Dataset items:
========================================================================

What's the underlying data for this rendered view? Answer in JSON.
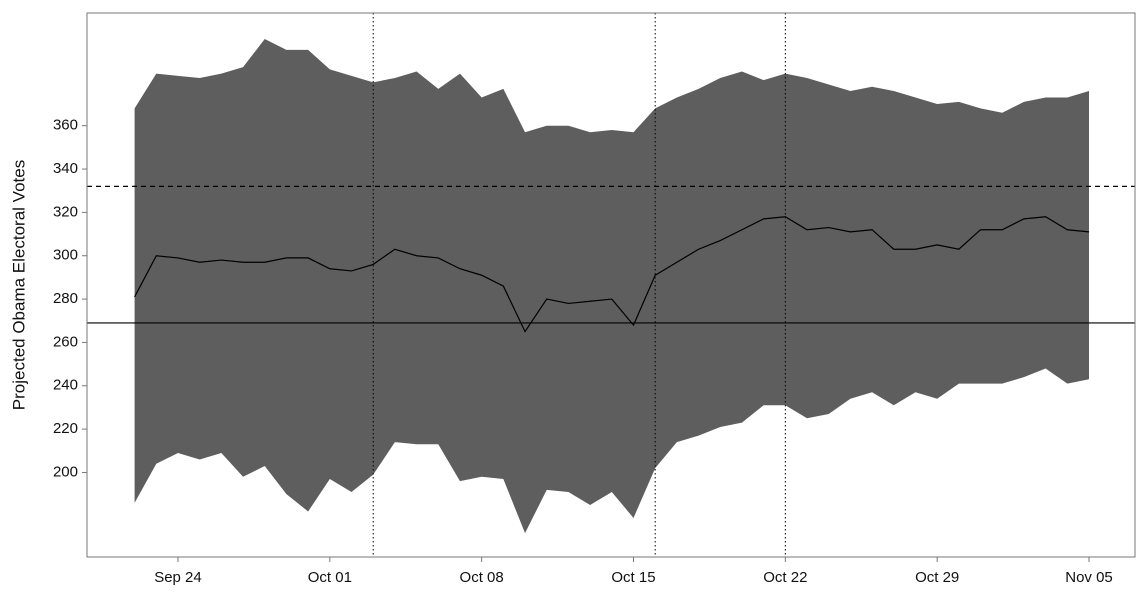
{
  "chart_data": {
    "type": "band",
    "y_label": "Projected Obama Electoral Votes",
    "categories": [
      null,
      null,
      "Sep 24",
      null,
      null,
      null,
      null,
      null,
      null,
      "Oct 01",
      null,
      null,
      null,
      null,
      null,
      null,
      "Oct 08",
      null,
      null,
      null,
      null,
      null,
      null,
      "Oct 15",
      null,
      null,
      null,
      null,
      null,
      null,
      "Oct 22",
      null,
      null,
      null,
      null,
      null,
      null,
      "Oct 29",
      null,
      null,
      null,
      null,
      null,
      null,
      "Nov 05"
    ],
    "upper": [
      368,
      384,
      383,
      382,
      384,
      387,
      400,
      395,
      395,
      386,
      383,
      380,
      382,
      385,
      377,
      384,
      373,
      377,
      357,
      360,
      360,
      357,
      358,
      357,
      368,
      373,
      377,
      382,
      385,
      381,
      384,
      382,
      379,
      376,
      378,
      376,
      373,
      370,
      371,
      368,
      366,
      371,
      373,
      373,
      376
    ],
    "lower": [
      186,
      204,
      209,
      206,
      209,
      198,
      203,
      190,
      182,
      197,
      191,
      199,
      214,
      213,
      213,
      196,
      198,
      197,
      172,
      192,
      191,
      185,
      191,
      179,
      202,
      214,
      217,
      221,
      223,
      231,
      231,
      225,
      227,
      234,
      237,
      231,
      237,
      234,
      241,
      241,
      241,
      244,
      248,
      241,
      243
    ],
    "values": [
      281,
      300,
      299,
      297,
      298,
      297,
      297,
      299,
      299,
      294,
      293,
      296,
      303,
      300,
      299,
      294,
      291,
      286,
      265,
      280,
      278,
      279,
      280,
      268,
      291,
      297,
      303,
      307,
      312,
      317,
      318,
      312,
      313,
      311,
      312,
      303,
      303,
      305,
      303,
      312,
      312,
      317,
      318,
      312,
      311
    ],
    "color": "#5e5e5e",
    "line_color": "#000000",
    "ylim": [
      161,
      412
    ],
    "yticks": [
      200,
      220,
      240,
      260,
      280,
      300,
      320,
      340,
      360
    ],
    "hlines": [
      {
        "value": 332,
        "style": "dashed"
      },
      {
        "value": 269,
        "style": "solid"
      }
    ],
    "vlines": [
      11,
      24,
      30
    ]
  }
}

========================================================================

**EXERCISE BRIEF**: Each line in the records above should be reproduced exactly; images are not copied.

**THE RESULT**:
What's the underlying data for this rendered view? Answer in JSON.
{
  "chart_data": {
    "type": "band",
    "y_label": "Projected Obama Electoral Votes",
    "categories": [
      null,
      null,
      "Sep 24",
      null,
      null,
      null,
      null,
      null,
      null,
      "Oct 01",
      null,
      null,
      null,
      null,
      null,
      null,
      "Oct 08",
      null,
      null,
      null,
      null,
      null,
      null,
      "Oct 15",
      null,
      null,
      null,
      null,
      null,
      null,
      "Oct 22",
      null,
      null,
      null,
      null,
      null,
      null,
      "Oct 29",
      null,
      null,
      null,
      null,
      null,
      null,
      "Nov 05"
    ],
    "upper": [
      368,
      384,
      383,
      382,
      384,
      387,
      400,
      395,
      395,
      386,
      383,
      380,
      382,
      385,
      377,
      384,
      373,
      377,
      357,
      360,
      360,
      357,
      358,
      357,
      368,
      373,
      377,
      382,
      385,
      381,
      384,
      382,
      379,
      376,
      378,
      376,
      373,
      370,
      371,
      368,
      366,
      371,
      373,
      373,
      376
    ],
    "lower": [
      186,
      204,
      209,
      206,
      209,
      198,
      203,
      190,
      182,
      197,
      191,
      199,
      214,
      213,
      213,
      196,
      198,
      197,
      172,
      192,
      191,
      185,
      191,
      179,
      202,
      214,
      217,
      221,
      223,
      231,
      231,
      225,
      227,
      234,
      237,
      231,
      237,
      234,
      241,
      241,
      241,
      244,
      248,
      241,
      243
    ],
    "values": [
      281,
      300,
      299,
      297,
      298,
      297,
      297,
      299,
      299,
      294,
      293,
      296,
      303,
      300,
      299,
      294,
      291,
      286,
      265,
      280,
      278,
      279,
      280,
      268,
      291,
      297,
      303,
      307,
      312,
      317,
      318,
      312,
      313,
      311,
      312,
      303,
      303,
      305,
      303,
      312,
      312,
      317,
      318,
      312,
      311
    ],
    "color": "#5e5e5e",
    "line_color": "#000000",
    "ylim": [
      161,
      412
    ],
    "yticks": [
      200,
      220,
      240,
      260,
      280,
      300,
      320,
      340,
      360
    ],
    "hlines": [
      {
        "value": 332,
        "style": "dashed"
      },
      {
        "value": 269,
        "style": "solid"
      }
    ],
    "vlines": [
      11,
      24,
      30
    ]
  }
}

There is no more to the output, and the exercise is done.